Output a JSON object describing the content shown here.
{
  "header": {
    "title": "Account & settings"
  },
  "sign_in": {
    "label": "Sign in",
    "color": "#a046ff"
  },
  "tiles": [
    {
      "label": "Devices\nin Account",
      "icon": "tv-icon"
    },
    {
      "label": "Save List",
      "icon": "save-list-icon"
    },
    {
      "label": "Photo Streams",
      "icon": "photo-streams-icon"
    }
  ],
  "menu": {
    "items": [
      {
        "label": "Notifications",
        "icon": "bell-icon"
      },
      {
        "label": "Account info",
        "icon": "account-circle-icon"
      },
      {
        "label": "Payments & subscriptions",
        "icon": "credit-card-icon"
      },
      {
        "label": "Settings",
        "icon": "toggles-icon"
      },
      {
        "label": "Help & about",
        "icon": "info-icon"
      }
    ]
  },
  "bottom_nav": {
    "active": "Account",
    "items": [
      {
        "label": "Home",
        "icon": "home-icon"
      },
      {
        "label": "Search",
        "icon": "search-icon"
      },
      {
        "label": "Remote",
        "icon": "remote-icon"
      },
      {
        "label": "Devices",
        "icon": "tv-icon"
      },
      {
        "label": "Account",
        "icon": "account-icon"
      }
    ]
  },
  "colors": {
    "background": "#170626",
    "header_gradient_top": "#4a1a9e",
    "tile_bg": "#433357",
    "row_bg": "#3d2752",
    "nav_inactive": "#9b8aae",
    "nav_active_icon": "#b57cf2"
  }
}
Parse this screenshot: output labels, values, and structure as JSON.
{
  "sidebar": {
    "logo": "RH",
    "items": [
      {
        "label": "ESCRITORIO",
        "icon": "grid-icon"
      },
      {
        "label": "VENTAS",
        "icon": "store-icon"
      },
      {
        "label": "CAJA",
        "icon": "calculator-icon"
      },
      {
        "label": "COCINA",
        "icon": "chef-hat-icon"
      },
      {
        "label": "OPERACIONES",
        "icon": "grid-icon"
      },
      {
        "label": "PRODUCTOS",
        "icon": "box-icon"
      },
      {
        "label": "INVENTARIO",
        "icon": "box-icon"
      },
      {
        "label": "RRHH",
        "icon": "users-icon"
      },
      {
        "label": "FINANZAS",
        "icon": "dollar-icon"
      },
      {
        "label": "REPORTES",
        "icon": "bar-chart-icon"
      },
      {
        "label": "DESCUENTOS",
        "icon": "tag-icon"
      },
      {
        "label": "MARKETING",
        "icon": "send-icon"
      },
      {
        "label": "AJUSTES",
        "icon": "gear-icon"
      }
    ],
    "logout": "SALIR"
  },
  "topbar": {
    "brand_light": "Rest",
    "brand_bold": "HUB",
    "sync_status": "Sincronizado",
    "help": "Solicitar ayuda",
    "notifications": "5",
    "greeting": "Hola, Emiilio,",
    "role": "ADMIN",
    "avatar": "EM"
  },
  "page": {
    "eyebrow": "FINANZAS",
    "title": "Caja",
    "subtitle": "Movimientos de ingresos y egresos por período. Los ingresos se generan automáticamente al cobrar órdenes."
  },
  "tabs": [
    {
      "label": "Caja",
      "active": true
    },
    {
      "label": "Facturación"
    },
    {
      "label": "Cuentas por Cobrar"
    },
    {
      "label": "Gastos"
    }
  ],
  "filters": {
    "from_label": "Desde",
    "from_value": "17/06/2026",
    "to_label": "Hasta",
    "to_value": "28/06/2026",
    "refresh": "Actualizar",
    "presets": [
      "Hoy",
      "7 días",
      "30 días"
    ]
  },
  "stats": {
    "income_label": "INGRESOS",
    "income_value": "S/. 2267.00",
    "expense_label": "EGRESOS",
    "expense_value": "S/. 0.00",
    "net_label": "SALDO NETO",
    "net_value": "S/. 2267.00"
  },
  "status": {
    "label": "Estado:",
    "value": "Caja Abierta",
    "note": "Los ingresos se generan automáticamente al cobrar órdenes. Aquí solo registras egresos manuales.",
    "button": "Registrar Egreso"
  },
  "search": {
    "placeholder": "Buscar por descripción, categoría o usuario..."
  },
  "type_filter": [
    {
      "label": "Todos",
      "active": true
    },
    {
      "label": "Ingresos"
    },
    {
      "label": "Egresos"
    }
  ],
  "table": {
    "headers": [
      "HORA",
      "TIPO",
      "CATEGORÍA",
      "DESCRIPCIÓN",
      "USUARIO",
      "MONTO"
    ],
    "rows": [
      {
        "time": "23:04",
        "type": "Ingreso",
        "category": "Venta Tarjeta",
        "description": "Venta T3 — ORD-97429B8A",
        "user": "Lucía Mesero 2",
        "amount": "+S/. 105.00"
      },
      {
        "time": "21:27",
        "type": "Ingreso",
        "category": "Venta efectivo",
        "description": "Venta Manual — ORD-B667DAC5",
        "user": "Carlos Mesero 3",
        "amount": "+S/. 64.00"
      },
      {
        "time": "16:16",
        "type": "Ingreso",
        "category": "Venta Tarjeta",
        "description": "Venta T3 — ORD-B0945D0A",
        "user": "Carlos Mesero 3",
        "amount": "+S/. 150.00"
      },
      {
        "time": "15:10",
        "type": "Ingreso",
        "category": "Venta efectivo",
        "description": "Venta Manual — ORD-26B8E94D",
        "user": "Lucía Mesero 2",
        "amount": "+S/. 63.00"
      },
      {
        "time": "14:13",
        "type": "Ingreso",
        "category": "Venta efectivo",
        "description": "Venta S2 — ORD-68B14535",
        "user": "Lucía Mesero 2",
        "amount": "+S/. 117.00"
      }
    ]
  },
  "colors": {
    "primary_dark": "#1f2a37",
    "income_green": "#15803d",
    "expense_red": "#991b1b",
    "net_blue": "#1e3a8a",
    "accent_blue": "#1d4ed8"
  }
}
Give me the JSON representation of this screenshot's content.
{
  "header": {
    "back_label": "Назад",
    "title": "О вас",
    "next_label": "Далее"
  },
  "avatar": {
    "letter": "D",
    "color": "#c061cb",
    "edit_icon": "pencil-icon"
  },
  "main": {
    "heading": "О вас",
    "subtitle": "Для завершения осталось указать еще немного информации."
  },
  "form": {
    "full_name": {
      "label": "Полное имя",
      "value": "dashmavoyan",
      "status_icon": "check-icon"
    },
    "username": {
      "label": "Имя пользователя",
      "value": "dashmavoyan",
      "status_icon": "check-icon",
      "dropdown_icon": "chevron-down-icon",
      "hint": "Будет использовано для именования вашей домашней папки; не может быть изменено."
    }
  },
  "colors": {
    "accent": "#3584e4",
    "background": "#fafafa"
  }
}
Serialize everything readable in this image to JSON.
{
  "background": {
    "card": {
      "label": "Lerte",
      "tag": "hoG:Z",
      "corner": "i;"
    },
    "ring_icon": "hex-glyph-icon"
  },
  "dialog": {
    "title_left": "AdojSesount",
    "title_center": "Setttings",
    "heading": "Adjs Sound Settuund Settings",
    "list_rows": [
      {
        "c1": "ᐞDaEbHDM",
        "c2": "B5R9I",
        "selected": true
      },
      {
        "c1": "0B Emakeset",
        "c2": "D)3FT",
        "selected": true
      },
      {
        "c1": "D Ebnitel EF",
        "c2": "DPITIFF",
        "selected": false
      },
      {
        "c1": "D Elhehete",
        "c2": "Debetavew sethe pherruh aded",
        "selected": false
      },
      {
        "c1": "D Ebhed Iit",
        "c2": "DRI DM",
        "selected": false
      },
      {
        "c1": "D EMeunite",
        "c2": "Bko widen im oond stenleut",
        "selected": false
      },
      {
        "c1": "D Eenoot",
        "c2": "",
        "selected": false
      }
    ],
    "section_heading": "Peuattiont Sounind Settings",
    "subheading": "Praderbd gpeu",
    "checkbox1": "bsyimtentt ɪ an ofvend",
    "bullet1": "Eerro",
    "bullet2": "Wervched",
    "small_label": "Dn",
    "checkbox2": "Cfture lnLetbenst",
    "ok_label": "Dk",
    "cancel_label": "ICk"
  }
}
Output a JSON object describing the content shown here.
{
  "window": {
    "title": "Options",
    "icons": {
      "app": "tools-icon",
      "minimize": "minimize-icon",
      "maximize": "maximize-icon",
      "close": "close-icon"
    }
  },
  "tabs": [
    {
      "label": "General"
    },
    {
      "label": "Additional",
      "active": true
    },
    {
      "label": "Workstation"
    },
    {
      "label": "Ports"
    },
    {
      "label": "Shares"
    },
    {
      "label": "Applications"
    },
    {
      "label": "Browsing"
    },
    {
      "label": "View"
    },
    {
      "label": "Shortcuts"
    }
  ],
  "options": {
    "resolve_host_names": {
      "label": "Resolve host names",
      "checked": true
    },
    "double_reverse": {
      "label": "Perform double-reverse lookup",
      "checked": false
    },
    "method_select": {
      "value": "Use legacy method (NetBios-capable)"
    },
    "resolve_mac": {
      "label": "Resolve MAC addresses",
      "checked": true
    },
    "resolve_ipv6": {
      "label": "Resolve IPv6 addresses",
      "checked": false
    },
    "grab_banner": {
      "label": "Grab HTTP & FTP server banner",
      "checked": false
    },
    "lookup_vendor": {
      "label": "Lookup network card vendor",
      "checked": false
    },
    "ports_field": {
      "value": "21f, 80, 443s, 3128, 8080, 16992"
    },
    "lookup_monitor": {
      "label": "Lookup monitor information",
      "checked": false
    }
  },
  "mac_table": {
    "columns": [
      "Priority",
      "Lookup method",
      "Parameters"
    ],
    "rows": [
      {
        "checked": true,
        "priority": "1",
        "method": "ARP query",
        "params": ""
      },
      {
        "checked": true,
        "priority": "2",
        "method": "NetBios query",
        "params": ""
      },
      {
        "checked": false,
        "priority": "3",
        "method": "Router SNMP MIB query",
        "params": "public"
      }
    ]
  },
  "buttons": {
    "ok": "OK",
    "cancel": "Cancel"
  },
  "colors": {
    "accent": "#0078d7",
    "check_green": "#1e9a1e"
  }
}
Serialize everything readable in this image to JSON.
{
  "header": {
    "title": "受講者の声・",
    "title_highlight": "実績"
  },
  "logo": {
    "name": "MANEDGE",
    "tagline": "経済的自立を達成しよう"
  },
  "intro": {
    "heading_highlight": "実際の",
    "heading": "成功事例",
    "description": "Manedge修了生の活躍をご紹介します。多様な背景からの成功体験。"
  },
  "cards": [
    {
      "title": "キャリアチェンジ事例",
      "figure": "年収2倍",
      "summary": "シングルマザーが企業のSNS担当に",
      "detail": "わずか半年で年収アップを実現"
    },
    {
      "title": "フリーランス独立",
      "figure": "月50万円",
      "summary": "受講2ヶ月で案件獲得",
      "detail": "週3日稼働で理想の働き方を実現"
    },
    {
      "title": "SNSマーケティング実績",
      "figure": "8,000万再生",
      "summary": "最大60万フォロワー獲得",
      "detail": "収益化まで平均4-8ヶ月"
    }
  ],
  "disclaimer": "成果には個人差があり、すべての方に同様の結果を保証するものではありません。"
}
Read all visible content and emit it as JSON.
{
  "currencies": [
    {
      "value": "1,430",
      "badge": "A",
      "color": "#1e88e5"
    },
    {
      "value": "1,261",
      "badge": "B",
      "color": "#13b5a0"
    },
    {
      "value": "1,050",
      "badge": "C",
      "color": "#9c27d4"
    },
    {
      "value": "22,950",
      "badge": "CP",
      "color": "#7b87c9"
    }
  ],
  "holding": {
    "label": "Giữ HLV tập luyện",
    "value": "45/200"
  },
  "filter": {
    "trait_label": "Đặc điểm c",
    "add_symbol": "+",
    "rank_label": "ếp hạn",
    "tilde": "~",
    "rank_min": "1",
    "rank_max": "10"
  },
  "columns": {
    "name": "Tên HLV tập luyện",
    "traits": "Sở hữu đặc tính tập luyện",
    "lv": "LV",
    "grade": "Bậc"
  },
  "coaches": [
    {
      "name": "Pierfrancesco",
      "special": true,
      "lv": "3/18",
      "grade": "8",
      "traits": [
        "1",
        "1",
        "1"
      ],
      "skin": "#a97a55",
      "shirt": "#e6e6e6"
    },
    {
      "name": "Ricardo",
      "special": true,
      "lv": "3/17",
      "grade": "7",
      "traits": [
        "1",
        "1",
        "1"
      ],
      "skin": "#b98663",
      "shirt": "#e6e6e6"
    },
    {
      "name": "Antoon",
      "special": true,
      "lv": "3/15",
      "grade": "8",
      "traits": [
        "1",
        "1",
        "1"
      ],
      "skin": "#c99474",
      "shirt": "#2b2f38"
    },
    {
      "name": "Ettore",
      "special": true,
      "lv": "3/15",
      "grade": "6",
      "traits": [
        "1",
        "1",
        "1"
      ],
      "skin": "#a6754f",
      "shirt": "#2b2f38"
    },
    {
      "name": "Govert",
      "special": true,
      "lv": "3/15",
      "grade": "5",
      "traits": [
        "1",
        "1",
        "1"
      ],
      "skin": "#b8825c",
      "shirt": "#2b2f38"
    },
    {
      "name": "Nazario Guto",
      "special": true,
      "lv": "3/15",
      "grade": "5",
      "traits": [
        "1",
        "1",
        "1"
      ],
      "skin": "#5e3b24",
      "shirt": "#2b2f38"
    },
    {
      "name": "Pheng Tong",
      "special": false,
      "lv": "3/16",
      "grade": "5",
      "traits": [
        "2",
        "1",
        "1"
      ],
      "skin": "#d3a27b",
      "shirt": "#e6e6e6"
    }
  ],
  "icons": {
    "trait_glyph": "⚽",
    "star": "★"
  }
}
:::::
The problem: Search the data above for the word "figure", then gather each line in which it appears.

Task output:
      "figure": "年収2倍",
      "figure": "月50万円",
      "figure": "8,000万再生",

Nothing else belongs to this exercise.